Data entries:
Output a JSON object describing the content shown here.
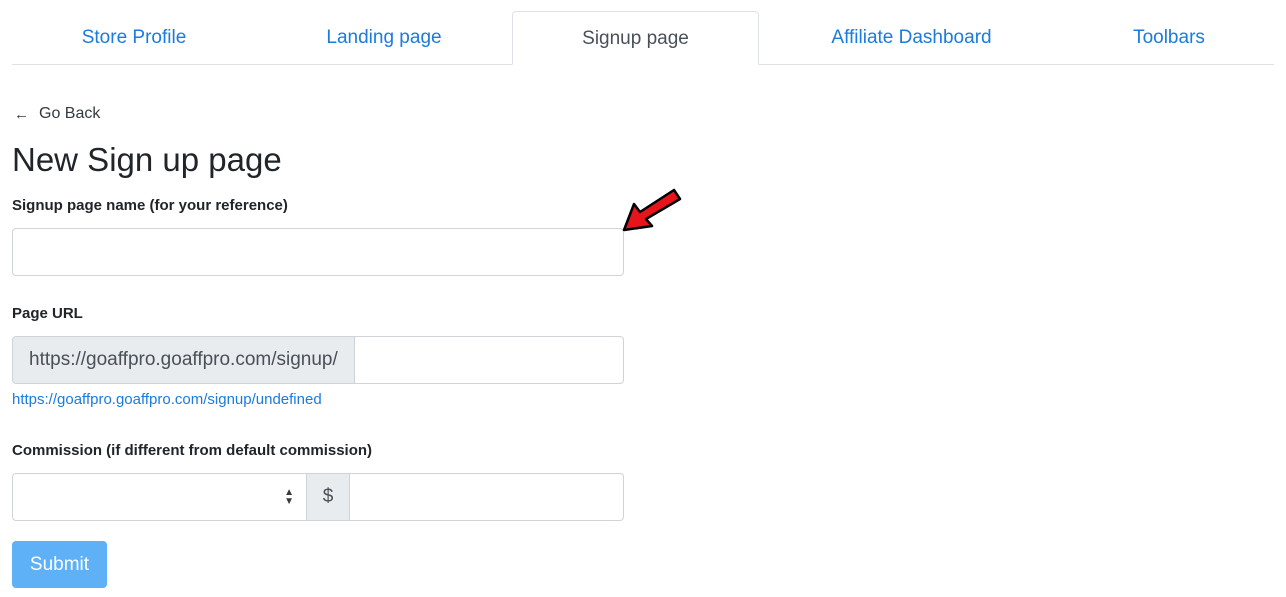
{
  "tabs": [
    {
      "label": "Store Profile"
    },
    {
      "label": "Landing page"
    },
    {
      "label": "Signup page",
      "active": true
    },
    {
      "label": "Affiliate Dashboard"
    },
    {
      "label": "Toolbars"
    }
  ],
  "goback": {
    "arrow": "←",
    "label": "Go Back"
  },
  "page_title": "New Sign up page",
  "form": {
    "name_label": "Signup page name (for your reference)",
    "name_value": "",
    "url_label": "Page URL",
    "url_prefix": "https://goaffpro.goaffpro.com/signup/",
    "url_value": "",
    "url_preview": "https://goaffpro.goaffpro.com/signup/undefined",
    "commission_label": "Commission (if different from default commission)",
    "commission_type_selected": "",
    "currency_symbol": "$",
    "commission_value": "",
    "submit_label": "Submit"
  },
  "colors": {
    "link": "#1a7be0",
    "submit_bg": "#5eb0f7",
    "annotation_arrow": "#e8141b"
  },
  "icons": {
    "annotation": "red-arrow-pointer-icon",
    "select": "select-caret-icon"
  }
}
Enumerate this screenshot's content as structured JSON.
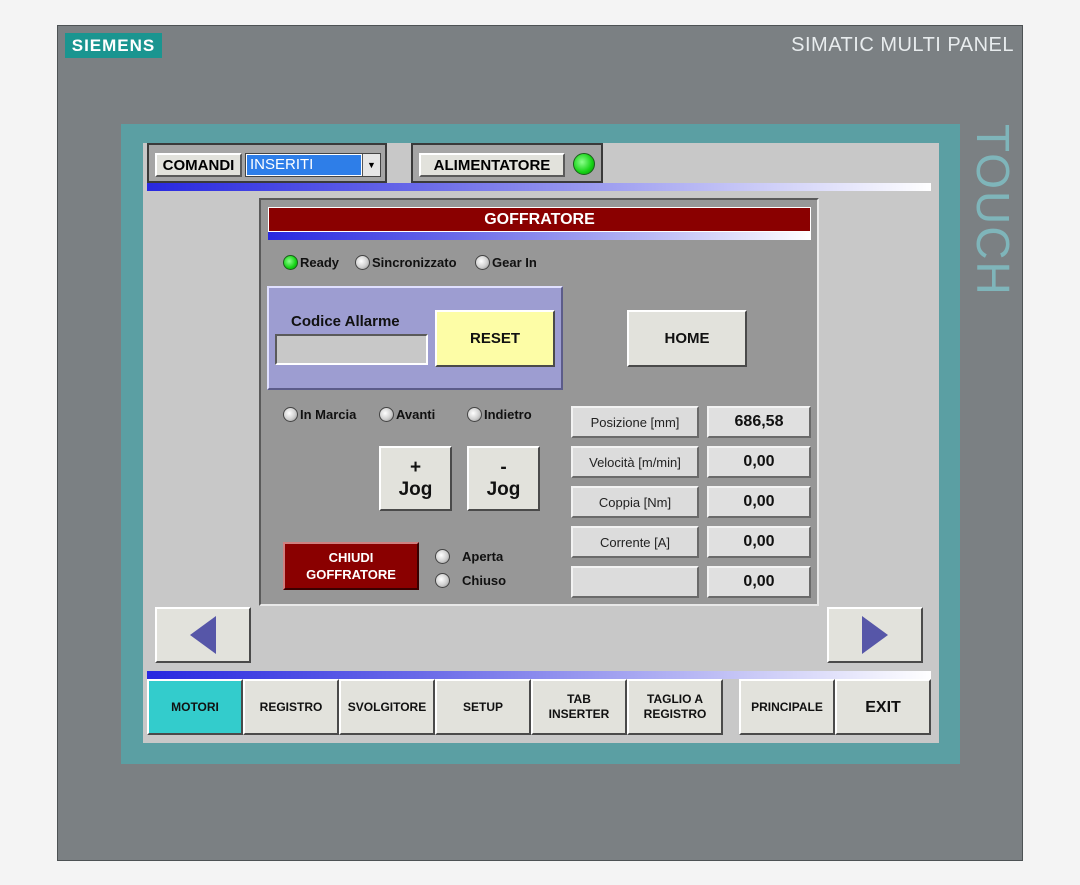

AIM:
Write the full listing out again with every line unchanged, but include no pictures.

SOLUTION TO THIS TASK:
Output a JSON object describing the content shown here.
{
  "tabs": [
    {
      "label": "Store Profile"
    },
    {
      "label": "Landing page"
    },
    {
      "label": "Signup page",
      "active": true
    },
    {
      "label": "Affiliate Dashboard"
    },
    {
      "label": "Toolbars"
    }
  ],
  "goback": {
    "arrow": "←",
    "label": "Go Back"
  },
  "page_title": "New Sign up page",
  "form": {
    "name_label": "Signup page name (for your reference)",
    "name_value": "",
    "url_label": "Page URL",
    "url_prefix": "https://goaffpro.goaffpro.com/signup/",
    "url_value": "",
    "url_preview": "https://goaffpro.goaffpro.com/signup/undefined",
    "commission_label": "Commission (if different from default commission)",
    "commission_type_selected": "",
    "currency_symbol": "$",
    "commission_value": "",
    "submit_label": "Submit"
  },
  "colors": {
    "link": "#1a7be0",
    "submit_bg": "#5eb0f7",
    "annotation_arrow": "#e8141b"
  },
  "icons": {
    "annotation": "red-arrow-pointer-icon",
    "select": "select-caret-icon"
  }
}
Enumerate this screenshot's content as structured JSON.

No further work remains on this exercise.